= What you need to do =
Return the number of lines holding "Inspections", with nothing added.

**** Material for this exercise

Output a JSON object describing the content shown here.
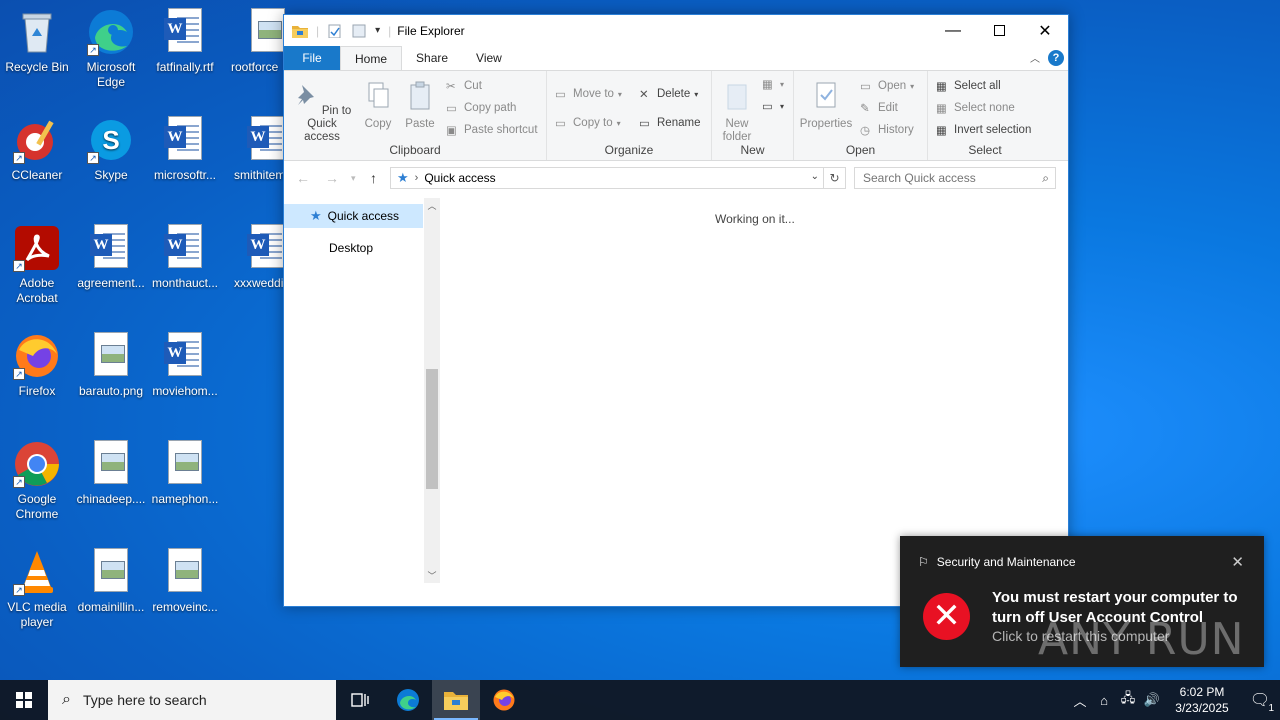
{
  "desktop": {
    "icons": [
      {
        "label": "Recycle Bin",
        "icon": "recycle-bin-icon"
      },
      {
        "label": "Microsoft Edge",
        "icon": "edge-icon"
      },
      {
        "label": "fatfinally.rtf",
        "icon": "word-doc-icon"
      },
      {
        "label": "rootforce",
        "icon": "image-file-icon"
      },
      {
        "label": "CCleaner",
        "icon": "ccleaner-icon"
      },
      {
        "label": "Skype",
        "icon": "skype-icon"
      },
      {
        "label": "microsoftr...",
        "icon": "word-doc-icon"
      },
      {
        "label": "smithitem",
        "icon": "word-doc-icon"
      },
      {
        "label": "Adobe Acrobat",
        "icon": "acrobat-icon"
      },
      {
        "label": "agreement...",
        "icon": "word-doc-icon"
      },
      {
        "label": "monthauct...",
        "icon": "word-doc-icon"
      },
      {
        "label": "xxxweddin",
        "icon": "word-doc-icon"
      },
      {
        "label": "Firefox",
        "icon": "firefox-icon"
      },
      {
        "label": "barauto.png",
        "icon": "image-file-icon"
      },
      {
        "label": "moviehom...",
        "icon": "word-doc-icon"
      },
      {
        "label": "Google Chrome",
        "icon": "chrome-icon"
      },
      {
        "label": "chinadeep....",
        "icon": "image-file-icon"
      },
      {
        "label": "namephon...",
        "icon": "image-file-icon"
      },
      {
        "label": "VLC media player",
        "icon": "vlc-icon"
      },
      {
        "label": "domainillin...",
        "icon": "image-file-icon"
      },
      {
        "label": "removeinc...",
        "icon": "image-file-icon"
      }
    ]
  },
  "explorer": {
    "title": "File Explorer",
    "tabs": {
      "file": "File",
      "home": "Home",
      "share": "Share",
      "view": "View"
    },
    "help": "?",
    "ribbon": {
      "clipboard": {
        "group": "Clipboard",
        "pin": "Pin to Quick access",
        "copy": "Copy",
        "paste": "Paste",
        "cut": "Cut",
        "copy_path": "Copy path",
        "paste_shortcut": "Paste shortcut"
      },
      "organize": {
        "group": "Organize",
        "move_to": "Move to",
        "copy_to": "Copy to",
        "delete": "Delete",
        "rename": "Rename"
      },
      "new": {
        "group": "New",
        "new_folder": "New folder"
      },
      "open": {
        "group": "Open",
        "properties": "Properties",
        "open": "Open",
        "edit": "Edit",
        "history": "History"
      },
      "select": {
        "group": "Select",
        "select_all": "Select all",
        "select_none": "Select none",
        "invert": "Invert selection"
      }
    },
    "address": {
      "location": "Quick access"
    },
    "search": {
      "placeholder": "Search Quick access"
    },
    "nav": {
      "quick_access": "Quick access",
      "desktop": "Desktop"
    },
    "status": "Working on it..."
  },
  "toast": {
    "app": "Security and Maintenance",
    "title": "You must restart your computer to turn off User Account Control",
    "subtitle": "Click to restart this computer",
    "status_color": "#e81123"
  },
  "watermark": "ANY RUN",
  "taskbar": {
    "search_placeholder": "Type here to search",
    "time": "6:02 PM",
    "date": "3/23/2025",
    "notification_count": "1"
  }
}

********
**** Material for this exercise

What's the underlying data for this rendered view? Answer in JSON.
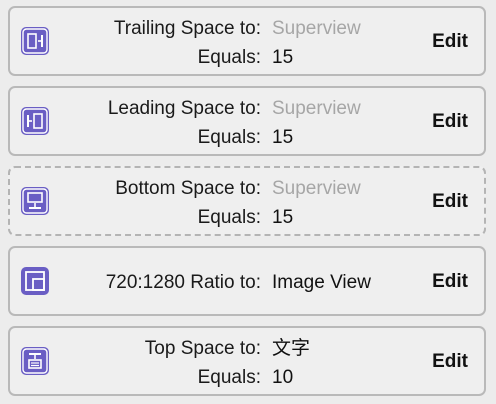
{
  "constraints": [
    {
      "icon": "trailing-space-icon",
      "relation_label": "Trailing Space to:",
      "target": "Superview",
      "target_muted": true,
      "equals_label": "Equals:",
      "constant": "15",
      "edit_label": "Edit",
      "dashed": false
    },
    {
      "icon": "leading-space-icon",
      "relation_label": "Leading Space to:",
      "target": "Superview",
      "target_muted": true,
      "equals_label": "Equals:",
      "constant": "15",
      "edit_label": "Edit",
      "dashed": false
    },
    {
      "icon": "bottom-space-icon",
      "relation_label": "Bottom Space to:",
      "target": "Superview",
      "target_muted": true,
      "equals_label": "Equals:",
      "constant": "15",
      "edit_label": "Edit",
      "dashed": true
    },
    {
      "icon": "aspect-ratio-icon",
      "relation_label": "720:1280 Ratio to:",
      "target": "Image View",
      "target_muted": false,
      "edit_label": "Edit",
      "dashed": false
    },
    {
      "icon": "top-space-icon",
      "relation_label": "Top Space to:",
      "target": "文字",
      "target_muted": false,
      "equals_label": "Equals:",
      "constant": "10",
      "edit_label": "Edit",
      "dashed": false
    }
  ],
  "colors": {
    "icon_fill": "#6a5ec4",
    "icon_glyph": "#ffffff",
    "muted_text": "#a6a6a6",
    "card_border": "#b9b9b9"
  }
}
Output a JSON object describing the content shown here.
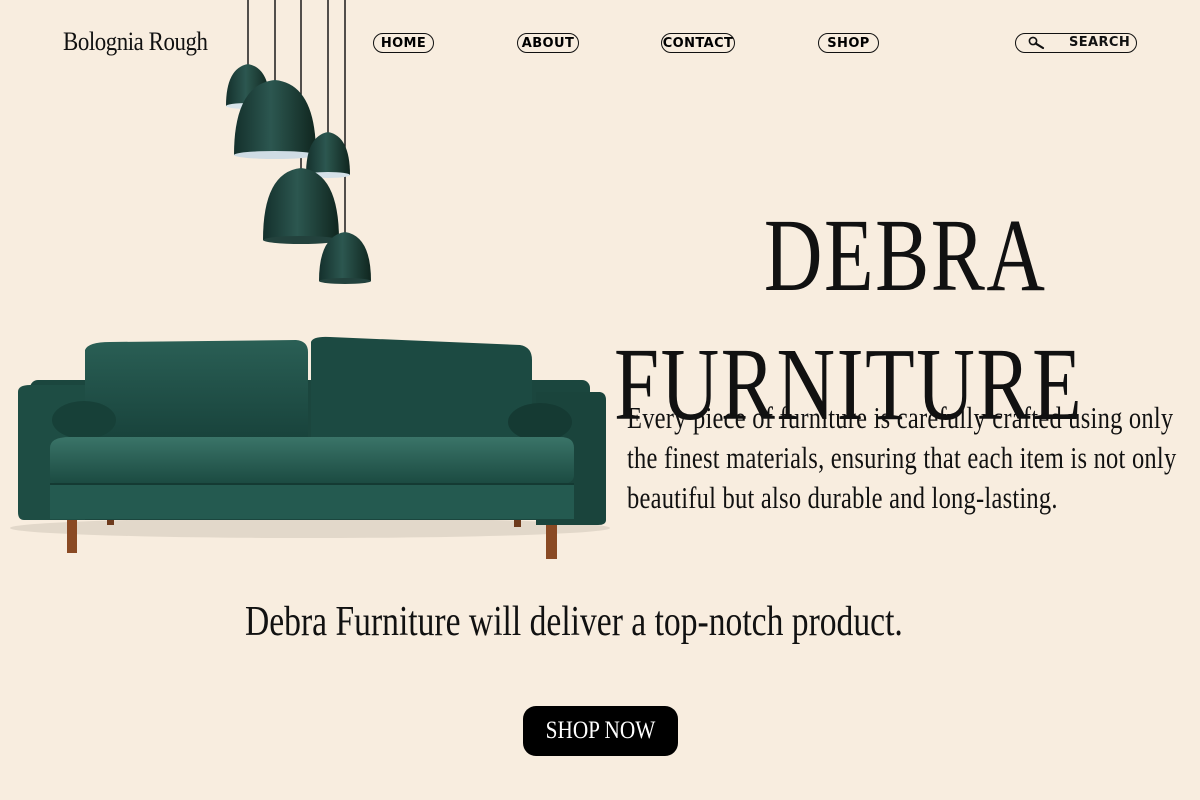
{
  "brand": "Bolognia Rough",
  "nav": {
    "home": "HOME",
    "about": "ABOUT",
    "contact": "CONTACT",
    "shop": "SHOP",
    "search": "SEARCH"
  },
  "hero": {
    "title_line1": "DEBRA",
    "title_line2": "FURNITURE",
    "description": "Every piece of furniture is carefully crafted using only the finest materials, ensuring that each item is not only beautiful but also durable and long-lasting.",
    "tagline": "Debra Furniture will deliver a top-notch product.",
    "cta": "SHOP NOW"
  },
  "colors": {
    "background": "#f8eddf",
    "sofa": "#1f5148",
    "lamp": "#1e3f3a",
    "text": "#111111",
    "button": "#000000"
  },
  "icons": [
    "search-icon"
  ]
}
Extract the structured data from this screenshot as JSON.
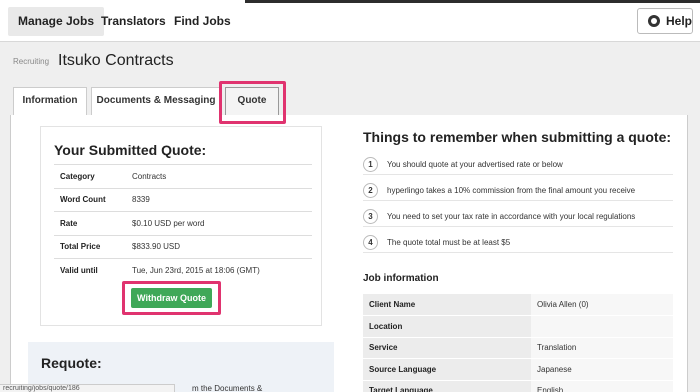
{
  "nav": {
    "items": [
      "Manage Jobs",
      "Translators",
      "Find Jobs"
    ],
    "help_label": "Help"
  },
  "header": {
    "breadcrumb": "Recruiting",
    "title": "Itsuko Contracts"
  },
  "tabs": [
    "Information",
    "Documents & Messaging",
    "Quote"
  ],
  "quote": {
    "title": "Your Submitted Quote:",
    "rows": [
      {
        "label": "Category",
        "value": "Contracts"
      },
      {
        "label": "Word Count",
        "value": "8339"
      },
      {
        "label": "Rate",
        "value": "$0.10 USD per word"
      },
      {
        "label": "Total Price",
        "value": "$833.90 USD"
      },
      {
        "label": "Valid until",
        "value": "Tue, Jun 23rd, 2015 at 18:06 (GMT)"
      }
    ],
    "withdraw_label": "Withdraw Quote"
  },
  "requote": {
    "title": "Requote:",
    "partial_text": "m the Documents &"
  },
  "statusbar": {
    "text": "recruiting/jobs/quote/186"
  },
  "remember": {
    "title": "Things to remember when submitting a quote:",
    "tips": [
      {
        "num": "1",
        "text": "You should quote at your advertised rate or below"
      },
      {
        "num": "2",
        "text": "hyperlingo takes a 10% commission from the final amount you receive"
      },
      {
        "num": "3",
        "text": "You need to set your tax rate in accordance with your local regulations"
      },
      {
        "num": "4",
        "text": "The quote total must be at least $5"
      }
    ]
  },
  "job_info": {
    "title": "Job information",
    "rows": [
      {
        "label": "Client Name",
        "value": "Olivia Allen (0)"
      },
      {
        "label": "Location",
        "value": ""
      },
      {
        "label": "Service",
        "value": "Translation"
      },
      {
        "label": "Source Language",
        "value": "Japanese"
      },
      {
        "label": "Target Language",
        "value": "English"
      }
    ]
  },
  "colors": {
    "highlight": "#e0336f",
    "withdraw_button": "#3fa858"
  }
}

********
**** Material for this exercise

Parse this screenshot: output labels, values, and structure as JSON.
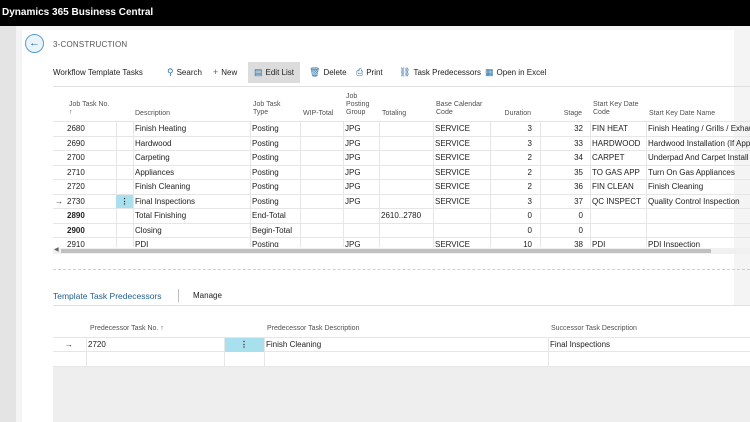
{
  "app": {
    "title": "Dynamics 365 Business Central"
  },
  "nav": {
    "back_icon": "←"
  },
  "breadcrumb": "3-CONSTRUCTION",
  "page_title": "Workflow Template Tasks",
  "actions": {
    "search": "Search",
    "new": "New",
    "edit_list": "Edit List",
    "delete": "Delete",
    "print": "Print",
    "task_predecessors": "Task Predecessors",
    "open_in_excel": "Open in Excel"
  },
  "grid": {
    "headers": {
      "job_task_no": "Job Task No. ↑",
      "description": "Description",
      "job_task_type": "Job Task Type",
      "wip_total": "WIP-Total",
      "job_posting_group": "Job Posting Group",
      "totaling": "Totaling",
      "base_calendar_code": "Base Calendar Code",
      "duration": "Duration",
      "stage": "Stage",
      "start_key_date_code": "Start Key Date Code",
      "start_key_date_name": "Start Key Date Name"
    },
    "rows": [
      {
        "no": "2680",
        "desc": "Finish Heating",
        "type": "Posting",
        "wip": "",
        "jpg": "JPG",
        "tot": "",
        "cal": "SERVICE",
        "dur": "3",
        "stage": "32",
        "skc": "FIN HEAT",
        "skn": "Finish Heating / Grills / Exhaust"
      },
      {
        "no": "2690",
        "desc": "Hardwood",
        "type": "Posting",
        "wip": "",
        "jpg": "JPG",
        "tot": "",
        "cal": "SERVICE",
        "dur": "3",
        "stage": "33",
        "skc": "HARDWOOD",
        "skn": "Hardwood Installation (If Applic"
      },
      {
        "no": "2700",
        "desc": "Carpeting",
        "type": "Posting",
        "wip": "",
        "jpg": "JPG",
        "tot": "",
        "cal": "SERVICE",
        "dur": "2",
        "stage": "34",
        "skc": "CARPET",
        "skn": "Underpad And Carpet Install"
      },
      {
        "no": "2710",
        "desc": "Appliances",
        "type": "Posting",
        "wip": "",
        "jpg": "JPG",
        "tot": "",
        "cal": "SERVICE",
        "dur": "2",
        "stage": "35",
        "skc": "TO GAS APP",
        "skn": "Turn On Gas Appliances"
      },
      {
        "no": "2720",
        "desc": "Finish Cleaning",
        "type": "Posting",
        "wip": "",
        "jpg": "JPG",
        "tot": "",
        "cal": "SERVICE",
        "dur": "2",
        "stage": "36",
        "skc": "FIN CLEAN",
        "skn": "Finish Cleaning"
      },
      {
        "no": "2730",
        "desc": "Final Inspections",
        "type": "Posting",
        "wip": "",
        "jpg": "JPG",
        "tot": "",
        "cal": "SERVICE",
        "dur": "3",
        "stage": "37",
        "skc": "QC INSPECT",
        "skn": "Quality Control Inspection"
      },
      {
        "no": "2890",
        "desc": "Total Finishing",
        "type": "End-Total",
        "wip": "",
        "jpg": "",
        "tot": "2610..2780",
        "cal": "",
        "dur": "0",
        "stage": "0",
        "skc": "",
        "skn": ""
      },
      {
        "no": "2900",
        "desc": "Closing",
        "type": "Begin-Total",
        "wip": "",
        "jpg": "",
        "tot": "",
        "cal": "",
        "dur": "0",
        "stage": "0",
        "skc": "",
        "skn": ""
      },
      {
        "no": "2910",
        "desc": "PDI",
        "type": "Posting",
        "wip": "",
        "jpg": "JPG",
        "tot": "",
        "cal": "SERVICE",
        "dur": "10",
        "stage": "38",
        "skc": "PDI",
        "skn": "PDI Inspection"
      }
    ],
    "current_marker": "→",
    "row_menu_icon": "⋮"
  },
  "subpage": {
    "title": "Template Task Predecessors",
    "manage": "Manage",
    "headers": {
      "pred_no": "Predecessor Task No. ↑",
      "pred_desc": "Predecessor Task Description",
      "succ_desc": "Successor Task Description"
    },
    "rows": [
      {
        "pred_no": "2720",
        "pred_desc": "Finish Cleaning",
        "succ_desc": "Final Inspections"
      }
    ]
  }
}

********

= Answer to the problem =
2